Extracted data entries
========================

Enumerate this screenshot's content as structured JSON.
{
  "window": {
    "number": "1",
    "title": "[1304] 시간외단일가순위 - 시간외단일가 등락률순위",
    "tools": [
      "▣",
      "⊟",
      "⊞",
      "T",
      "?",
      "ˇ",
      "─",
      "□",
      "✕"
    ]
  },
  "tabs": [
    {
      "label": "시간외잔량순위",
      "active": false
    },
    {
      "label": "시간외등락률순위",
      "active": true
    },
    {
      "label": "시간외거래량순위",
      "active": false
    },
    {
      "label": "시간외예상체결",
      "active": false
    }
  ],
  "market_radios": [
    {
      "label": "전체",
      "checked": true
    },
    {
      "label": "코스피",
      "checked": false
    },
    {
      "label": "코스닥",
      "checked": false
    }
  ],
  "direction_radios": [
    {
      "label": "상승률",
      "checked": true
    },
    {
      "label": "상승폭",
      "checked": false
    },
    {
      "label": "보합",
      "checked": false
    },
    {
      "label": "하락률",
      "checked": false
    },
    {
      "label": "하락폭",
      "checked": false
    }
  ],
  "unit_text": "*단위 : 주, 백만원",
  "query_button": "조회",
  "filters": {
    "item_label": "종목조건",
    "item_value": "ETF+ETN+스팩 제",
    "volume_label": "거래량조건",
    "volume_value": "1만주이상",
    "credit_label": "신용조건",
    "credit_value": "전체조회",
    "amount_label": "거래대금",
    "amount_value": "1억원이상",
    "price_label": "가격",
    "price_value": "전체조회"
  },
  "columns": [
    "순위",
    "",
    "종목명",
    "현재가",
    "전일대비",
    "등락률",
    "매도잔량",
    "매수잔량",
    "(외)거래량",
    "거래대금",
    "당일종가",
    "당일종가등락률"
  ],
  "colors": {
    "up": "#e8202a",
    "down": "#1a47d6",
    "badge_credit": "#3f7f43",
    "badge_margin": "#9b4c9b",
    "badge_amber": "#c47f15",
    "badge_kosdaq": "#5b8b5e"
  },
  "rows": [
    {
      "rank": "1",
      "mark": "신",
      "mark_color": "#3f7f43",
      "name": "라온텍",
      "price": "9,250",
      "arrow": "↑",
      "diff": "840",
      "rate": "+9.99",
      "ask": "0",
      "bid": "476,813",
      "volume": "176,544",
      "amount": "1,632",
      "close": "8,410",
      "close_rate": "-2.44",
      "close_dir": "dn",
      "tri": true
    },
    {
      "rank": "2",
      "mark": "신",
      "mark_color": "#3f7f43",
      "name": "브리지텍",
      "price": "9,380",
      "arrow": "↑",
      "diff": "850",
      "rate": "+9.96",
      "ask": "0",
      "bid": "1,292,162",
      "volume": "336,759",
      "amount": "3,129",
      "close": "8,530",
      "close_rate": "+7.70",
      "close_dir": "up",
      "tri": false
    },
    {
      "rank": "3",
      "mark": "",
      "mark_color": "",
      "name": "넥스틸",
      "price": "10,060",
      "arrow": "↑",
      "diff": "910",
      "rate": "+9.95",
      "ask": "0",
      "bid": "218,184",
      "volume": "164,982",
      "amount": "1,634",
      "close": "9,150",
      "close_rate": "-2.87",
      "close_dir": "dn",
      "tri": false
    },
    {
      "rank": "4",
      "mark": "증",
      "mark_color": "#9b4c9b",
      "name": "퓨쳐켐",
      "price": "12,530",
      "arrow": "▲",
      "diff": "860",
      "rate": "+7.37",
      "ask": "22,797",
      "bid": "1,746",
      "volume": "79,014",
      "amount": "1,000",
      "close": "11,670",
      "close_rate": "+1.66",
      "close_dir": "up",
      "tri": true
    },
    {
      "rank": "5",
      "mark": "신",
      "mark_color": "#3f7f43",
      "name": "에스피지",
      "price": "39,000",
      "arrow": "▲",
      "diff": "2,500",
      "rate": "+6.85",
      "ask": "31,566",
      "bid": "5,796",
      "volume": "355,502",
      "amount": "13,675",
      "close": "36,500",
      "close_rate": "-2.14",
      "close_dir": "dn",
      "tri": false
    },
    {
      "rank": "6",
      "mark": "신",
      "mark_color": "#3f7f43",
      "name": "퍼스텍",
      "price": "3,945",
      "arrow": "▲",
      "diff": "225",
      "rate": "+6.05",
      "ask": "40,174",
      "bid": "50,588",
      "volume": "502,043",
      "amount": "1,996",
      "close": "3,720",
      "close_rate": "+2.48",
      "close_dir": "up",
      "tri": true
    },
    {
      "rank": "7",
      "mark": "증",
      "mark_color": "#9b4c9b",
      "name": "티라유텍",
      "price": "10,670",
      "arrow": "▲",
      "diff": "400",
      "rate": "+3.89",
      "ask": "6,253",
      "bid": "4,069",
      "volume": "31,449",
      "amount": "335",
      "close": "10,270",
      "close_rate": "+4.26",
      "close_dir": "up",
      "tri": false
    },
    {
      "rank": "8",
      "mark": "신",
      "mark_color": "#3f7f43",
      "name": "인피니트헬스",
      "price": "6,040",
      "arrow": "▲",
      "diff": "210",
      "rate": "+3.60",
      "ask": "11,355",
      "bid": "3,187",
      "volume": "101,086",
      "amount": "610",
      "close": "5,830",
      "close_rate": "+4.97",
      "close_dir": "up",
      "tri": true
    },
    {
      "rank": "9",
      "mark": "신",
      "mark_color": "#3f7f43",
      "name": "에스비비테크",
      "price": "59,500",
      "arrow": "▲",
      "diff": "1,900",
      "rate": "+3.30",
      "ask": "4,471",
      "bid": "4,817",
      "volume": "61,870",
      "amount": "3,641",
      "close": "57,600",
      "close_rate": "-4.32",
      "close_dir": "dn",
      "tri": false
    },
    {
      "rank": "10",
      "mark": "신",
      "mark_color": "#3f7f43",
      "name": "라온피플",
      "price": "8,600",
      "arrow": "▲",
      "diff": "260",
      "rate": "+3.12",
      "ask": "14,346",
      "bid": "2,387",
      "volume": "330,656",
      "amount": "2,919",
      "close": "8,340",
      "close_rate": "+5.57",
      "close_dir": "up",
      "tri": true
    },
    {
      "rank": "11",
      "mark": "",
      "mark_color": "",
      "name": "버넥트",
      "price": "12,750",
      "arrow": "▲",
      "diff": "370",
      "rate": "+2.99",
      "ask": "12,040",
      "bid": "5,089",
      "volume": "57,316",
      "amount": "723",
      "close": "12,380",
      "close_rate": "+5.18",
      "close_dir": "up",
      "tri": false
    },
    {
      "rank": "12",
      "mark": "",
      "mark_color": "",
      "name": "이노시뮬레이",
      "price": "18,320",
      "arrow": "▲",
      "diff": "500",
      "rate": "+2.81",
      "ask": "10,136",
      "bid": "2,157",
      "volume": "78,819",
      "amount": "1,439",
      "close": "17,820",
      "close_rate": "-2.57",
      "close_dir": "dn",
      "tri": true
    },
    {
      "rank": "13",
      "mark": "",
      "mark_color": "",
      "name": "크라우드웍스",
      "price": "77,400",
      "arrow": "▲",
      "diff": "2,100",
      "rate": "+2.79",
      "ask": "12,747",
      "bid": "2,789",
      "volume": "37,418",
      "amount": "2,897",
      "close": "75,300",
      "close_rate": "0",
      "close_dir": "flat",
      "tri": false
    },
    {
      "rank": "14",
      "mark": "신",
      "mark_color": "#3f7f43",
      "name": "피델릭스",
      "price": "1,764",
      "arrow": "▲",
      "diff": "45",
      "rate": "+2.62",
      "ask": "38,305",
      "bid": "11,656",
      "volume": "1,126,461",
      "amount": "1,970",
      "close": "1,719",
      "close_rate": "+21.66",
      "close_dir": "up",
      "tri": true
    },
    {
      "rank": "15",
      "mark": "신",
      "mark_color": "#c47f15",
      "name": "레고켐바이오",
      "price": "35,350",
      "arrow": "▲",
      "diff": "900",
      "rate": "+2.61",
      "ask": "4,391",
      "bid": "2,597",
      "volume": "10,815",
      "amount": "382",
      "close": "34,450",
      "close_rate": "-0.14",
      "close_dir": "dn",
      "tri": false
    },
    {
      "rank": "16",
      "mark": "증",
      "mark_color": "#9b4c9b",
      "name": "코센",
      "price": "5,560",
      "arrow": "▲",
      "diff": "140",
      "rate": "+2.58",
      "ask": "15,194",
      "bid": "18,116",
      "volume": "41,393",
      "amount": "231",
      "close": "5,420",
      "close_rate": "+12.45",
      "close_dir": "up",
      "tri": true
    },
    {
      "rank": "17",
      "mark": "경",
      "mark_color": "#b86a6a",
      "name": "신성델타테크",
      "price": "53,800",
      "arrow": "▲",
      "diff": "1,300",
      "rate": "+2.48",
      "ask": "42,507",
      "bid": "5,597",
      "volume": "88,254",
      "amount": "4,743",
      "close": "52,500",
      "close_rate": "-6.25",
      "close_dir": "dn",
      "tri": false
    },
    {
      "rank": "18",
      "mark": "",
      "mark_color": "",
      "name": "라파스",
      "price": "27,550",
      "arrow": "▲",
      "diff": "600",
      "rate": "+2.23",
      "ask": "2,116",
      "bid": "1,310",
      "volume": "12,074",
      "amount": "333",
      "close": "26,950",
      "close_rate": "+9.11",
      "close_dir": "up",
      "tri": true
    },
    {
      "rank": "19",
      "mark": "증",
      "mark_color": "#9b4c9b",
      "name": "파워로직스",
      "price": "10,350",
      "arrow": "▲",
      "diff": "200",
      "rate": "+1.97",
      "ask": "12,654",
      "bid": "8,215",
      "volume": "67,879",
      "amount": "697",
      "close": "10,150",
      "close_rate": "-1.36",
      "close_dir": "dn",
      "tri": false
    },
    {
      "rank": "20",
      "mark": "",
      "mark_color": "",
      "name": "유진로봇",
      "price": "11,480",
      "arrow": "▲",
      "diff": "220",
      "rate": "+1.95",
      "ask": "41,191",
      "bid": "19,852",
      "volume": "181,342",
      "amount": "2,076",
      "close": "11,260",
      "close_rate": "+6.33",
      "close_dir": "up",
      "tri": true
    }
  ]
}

========================

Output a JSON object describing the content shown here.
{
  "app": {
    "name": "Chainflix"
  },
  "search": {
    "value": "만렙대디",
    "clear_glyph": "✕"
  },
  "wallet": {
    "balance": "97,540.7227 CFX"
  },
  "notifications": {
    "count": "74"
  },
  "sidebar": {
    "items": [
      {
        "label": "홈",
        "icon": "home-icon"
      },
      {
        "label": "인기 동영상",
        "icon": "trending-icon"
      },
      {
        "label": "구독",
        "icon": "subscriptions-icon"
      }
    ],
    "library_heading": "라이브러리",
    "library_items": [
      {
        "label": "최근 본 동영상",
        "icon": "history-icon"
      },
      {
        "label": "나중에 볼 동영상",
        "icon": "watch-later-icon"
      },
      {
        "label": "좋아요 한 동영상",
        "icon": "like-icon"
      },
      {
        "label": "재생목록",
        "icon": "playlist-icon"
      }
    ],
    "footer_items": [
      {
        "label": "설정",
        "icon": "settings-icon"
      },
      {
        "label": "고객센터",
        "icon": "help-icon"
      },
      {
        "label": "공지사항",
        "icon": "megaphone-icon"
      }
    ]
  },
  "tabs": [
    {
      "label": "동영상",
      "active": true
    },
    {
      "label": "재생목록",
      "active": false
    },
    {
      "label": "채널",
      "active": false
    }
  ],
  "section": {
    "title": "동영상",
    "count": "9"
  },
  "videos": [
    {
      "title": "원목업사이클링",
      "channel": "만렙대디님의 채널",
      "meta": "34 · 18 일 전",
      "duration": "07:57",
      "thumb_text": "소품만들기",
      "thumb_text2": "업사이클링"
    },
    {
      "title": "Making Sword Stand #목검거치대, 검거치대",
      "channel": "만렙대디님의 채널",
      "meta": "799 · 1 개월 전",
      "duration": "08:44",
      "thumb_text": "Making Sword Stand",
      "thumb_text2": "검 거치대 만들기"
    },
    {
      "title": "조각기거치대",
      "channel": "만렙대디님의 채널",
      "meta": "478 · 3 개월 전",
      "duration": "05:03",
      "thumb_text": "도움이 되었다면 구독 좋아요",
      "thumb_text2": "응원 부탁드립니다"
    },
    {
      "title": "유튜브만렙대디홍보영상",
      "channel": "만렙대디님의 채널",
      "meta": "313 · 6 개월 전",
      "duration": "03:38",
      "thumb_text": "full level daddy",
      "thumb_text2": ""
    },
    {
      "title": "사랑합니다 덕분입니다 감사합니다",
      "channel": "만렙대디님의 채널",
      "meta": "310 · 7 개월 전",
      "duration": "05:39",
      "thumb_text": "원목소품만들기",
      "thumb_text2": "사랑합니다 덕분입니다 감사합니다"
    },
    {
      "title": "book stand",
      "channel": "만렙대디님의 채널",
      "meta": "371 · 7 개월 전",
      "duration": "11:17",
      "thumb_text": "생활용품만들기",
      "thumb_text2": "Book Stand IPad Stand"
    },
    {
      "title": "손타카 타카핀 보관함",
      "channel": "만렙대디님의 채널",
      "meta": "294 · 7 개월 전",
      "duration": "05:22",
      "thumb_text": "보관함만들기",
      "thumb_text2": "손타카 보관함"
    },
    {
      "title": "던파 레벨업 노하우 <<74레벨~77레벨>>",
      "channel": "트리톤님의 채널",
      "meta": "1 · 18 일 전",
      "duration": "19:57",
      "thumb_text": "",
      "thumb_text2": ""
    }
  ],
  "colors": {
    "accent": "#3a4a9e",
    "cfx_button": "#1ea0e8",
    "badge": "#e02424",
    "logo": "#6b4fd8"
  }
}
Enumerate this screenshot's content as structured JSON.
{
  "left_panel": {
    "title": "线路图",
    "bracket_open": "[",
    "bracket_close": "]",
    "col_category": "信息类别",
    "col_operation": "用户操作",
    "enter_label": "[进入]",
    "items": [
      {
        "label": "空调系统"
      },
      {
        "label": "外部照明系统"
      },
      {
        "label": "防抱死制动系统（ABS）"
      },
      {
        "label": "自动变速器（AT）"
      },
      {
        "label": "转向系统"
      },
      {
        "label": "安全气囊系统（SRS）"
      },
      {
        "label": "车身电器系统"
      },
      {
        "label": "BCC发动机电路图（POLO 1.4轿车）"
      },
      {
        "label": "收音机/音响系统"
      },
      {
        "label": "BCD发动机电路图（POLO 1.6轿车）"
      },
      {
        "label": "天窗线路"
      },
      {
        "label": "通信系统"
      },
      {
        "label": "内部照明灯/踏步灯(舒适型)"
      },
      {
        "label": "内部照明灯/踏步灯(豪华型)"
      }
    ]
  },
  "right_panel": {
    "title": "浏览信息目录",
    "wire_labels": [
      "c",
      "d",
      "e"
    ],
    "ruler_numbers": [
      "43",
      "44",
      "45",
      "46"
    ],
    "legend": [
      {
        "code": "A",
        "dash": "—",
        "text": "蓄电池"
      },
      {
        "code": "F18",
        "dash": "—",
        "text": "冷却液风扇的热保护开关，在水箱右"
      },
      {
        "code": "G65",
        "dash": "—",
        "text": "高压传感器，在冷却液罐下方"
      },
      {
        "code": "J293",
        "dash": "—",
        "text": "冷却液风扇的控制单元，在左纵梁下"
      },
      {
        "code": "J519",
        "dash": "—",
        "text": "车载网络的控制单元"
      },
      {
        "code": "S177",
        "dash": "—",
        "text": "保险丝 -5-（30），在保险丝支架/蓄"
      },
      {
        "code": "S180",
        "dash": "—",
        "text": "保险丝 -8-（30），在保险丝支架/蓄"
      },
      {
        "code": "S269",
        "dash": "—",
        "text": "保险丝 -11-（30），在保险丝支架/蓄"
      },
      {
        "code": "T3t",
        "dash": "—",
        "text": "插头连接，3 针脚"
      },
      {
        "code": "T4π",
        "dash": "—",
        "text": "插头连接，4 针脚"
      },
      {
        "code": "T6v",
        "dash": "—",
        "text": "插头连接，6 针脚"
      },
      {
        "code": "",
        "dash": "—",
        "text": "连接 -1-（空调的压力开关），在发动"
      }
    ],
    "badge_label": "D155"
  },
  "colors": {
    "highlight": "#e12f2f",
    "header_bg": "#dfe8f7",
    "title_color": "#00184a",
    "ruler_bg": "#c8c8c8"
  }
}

========================

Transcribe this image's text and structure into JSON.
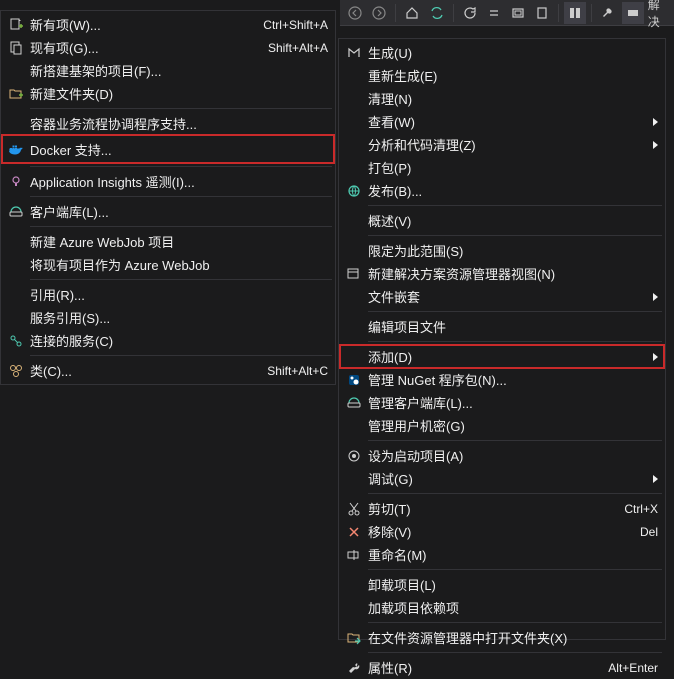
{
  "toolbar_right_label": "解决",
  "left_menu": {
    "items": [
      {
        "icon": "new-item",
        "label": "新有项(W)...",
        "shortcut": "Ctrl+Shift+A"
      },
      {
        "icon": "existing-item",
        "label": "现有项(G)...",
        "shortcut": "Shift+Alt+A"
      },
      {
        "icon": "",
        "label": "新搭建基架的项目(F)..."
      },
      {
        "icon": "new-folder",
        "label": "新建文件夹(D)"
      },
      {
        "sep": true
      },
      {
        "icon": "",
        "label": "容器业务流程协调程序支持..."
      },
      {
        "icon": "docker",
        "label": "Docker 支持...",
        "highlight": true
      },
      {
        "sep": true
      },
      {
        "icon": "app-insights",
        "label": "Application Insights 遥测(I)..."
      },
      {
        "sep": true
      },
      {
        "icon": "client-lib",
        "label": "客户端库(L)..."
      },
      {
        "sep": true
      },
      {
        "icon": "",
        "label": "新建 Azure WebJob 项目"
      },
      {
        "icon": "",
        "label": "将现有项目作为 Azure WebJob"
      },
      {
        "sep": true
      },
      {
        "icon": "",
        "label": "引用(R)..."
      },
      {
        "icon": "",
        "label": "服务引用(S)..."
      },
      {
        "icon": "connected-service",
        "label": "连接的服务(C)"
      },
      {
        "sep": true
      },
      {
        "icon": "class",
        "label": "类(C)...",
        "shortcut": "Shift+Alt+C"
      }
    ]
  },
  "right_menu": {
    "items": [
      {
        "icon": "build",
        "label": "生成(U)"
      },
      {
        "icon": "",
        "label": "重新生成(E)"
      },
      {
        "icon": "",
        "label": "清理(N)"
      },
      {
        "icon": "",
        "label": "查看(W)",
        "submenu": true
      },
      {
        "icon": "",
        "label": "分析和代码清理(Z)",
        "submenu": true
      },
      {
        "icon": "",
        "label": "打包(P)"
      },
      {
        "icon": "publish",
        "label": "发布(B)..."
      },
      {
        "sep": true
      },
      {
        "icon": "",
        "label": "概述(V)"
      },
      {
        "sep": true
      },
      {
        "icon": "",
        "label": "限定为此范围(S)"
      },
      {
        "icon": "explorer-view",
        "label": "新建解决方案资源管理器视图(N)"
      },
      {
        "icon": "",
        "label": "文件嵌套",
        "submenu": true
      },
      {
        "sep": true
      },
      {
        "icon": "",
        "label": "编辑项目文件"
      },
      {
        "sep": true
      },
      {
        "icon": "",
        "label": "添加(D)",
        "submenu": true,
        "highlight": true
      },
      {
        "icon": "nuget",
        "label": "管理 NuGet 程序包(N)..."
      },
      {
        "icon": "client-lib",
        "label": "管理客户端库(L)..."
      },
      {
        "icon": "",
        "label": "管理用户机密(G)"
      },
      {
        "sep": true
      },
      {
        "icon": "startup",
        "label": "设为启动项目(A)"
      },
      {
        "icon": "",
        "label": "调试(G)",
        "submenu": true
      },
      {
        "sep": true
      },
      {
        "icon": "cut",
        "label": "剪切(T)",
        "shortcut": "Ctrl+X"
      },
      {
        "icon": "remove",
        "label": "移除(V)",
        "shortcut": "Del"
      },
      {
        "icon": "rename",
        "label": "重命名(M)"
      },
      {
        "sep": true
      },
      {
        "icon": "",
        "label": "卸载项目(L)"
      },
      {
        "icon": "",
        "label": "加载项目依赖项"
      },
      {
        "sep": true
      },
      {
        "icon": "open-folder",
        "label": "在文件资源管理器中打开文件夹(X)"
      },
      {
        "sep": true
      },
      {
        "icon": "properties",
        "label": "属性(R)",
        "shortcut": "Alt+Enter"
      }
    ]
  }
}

========================

#### [WHAT IS BEING ASKED]
Check each line of the records for "덕분입니다" and copy the ones that contain it.

#### [FINISHED TASK]
      "title": "사랑합니다 덕분입니다 감사합니다",
      "thumb_text2": "사랑합니다 덕분입니다 감사합니다"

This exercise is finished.